▶ _Tarea_
Cita sin cambios el pasaje del texto sobre el traslado de los restos de Falla que se abre con las palabras que contienen "El funeral de" y se cierra con "su ciudad natal.".

▶ _Texto del documento_

#####

El funeral de Falla se celebró en la Catedral de Córdoba, el 18 de noviembre, cuatro días después del óbito y merced a la intervención del consulado español de Buenos Aires. El 22 de diciembre sus restos son embarcados, en el atracadero de buques de Puerto Madero de la capital federal, rumbo a España y, acompañados de su hermana María del Carmen, arriban al puerto de Cádiz el 9 de enero de 1947, tras la escala de Las Islas Canarias. Navidades de travesía atlántica y brumas vespertinas son los señuelos de la navegación. Incluso el paso del año 46 al 47, celebrado en la soledad del camarote, sin ánimos de bajar al cotillón que celebra la tripulación, mientras los restos de don Manuel ocupan en la bodega el espacio reservado para estos traslados excepcionales, pero no infrecuentes Su cuerpo será depositado, definitivamente, en la cripta de la catedral de su ciudad natal.
La trayectoria en barco, desde Buenos Aires a Cádiz dura nada menos que 18 días. No unos días cualesquiera, sino justamente los que acontecen en torno a las Navidades de 1946. Ya es raro pasar esas fechas embarcados en alta mar, por muchas fiestas que se organicen a bordo para hacer más amena la travesía y más llevaderos los días que transcurren lentos y plagados de luces cortas. De esta forma se puede soportar el encierro que supone un camarote reducido y los paseos interminables por las galerías de babor y de estribor recorridas por la bruma de alta mar. Ahora mirar sobre la proa que avanza sobre las aguas interminables de un azul cada vez más grisáceo; ahora mirar sobre la popa que deja su estela blanca que se va confundiendo con las aguas interminables de un tono ceniciento. Aconsejan estos paseos para despertar el apetito, para reponerse del aire viciado y para flexibilizar el cuerpo con el movimiento. Pero llega un momento en que hay que parar y volver al salón o al camarote; interrumpir los ejercicios de paseos por las bandas de cubiertas y postrarse sobre el sofá de la cafetería para releer nuevamente esa revista gráfica argentina que ya se conoce uno de memoria. O volver al camastro del camarote, mal iluminado siempre por el ojo de buey que descubre solo un círculo gris de cielo abstracto. O ¿es agua igual de gris que el cielo grisáceo?
¡Qué viaje más triste el de María del Carmen Falla! Paseando por las cubiertas, merodeando por los corredores, tratando de dormir a veces, sin olvidar a su hermano Manolo. Sin olvidar que el cuerpo frío de su hermano Manolo reposa en la bodega ya citada. En un espacio acondicionado con temperatura inferior a la exterior en noviembre en el océano, con puerta especial bajo llave, que protege el traslado de los restos de otras mercancías que también se transportan.

#####

▶ _Filas almacenadas_
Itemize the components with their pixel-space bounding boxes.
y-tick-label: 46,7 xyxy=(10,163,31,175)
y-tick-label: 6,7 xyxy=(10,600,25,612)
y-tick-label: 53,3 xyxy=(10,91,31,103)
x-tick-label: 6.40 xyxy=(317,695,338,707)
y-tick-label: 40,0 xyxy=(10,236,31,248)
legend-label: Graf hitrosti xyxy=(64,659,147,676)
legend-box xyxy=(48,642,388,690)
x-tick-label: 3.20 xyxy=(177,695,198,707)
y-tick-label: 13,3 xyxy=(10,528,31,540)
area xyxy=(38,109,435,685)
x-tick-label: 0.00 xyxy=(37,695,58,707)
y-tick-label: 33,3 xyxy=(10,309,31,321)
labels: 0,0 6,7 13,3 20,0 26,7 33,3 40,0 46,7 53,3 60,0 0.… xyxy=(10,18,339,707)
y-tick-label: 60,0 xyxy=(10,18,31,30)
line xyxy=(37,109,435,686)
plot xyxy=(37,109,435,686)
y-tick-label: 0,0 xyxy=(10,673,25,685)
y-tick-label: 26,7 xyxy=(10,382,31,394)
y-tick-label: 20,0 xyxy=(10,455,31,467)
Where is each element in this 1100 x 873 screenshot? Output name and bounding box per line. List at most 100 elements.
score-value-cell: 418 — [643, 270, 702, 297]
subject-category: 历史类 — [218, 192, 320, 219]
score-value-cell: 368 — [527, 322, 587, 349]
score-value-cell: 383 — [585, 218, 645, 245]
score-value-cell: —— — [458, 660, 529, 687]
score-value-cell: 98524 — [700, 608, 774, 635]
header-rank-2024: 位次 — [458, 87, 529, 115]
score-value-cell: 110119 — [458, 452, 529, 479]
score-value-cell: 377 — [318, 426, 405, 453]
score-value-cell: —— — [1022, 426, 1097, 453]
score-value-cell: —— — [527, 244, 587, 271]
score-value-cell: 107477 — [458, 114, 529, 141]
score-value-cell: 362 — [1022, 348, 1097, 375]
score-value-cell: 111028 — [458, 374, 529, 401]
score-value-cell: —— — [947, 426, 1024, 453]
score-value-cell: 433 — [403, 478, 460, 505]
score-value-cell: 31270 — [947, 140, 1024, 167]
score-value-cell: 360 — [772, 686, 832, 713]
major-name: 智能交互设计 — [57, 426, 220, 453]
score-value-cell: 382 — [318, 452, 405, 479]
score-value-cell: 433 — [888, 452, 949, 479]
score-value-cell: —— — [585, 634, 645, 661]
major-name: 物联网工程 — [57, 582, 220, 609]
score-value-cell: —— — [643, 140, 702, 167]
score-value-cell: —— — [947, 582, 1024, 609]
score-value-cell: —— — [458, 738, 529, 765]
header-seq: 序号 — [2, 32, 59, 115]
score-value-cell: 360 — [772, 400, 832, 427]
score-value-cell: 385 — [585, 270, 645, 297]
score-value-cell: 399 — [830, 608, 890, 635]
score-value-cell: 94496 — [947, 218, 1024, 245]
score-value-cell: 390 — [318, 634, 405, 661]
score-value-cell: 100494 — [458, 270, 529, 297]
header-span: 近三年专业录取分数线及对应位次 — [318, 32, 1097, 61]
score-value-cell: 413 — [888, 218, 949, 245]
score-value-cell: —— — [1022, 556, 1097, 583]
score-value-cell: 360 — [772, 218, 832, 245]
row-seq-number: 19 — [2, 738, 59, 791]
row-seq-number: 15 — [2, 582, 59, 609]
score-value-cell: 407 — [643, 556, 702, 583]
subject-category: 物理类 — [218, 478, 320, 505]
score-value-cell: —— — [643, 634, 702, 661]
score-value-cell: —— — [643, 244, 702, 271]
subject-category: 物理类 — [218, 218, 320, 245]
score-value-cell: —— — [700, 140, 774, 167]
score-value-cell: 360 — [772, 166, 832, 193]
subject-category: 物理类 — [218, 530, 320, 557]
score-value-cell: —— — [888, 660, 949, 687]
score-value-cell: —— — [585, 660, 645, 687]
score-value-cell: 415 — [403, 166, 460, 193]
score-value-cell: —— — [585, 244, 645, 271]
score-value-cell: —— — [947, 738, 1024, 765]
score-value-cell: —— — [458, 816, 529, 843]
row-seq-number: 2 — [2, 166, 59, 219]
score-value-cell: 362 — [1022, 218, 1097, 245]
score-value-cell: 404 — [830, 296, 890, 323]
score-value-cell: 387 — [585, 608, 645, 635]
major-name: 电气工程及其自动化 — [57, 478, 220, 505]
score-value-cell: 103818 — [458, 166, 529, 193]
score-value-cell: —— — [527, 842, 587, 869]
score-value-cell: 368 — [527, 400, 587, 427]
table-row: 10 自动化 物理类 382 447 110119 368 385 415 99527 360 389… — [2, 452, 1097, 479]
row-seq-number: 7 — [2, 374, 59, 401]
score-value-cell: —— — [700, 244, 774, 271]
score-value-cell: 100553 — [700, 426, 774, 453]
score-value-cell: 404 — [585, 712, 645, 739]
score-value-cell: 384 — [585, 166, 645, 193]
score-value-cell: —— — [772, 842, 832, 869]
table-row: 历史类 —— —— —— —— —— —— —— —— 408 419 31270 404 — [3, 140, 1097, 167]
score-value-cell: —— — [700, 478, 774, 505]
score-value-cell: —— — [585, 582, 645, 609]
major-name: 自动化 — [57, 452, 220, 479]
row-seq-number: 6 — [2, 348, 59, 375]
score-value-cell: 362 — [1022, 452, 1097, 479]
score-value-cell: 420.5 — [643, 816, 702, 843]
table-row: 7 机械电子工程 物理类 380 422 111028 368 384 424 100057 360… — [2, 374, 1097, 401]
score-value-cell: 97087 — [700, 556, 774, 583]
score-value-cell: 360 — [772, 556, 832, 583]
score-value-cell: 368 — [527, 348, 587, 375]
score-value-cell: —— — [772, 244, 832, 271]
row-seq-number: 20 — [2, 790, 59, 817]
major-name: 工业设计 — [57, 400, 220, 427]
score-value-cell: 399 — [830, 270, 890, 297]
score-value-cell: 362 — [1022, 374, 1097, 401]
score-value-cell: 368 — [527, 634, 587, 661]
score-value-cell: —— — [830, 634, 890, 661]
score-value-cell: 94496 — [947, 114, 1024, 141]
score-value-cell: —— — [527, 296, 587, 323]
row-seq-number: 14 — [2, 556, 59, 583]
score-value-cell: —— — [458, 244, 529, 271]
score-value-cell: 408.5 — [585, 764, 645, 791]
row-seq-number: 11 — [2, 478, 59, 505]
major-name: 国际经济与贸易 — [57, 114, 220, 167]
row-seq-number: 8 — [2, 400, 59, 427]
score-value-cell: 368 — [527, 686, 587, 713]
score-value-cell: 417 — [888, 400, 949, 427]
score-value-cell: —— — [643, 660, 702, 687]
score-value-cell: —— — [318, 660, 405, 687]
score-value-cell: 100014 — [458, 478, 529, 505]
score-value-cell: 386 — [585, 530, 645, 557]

#####

▶ _Respuesta desarrollada_
El funeral de Falla se celebró en la Catedral de Córdoba, el 18 de noviembre, cuatro días después del óbito y merced a la intervención del consulado español de Buenos Aires. El 22 de diciembre sus restos son embarcados, en el atracadero de buques de Puerto Madero de la capital federal, rumbo a España y, acompañados de su hermana María del Carmen, arriban al puerto de Cádiz el 9 de enero de 1947, tras la escala de Las Islas Canarias. Navidades de travesía atlántica y brumas vespertinas son los señuelos de la navegación. Incluso el paso del año 46 al 47, celebrado en la soledad del camarote, sin ánimos de bajar al cotillón que celebra la tripulación, mientras los restos de don Manuel ocupan en la bodega el espacio reservado para estos traslados excepcionales, pero no infrecuentes Su cuerpo será depositado, definitivamente, en la cripta de la catedral de su ciudad natal.